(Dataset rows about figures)
-- -- --
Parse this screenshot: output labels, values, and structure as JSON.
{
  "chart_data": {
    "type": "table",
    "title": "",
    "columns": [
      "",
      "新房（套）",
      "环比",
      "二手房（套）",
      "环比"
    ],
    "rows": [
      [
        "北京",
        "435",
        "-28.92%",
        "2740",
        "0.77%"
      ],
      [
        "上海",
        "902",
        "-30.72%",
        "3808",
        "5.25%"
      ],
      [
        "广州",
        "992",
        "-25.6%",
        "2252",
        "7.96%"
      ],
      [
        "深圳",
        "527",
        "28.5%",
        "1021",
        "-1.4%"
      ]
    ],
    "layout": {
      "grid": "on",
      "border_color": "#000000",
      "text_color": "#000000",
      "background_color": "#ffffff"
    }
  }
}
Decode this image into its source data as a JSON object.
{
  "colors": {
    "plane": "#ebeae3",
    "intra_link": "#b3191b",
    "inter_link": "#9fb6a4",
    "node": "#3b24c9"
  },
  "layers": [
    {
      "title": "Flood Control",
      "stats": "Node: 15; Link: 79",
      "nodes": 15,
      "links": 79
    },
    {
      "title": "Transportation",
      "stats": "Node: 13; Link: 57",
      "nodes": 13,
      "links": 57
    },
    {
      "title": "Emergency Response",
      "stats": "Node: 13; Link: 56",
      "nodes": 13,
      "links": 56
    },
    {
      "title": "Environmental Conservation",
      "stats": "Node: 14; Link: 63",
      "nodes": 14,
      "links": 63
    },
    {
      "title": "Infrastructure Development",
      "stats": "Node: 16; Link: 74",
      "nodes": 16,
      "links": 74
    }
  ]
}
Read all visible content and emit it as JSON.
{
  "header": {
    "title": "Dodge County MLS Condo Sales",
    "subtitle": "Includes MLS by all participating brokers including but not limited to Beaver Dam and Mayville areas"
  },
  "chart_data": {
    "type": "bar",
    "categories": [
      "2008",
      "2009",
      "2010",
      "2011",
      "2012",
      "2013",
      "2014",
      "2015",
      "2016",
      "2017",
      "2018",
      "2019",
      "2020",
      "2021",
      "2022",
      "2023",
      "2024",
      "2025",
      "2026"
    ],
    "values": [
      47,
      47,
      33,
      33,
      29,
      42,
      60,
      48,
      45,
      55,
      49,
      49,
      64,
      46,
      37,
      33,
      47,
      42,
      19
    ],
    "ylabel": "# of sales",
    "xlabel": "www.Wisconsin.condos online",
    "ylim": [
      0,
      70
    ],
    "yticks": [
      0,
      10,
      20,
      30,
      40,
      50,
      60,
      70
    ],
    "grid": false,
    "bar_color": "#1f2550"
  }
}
-- -- --
**YOUR GOAL:** List every line from the entries above in which "links" appears.

**SOLUTION:**
      "links": 79
      "links": 57
      "links": 56
      "links": 63
      "links": 74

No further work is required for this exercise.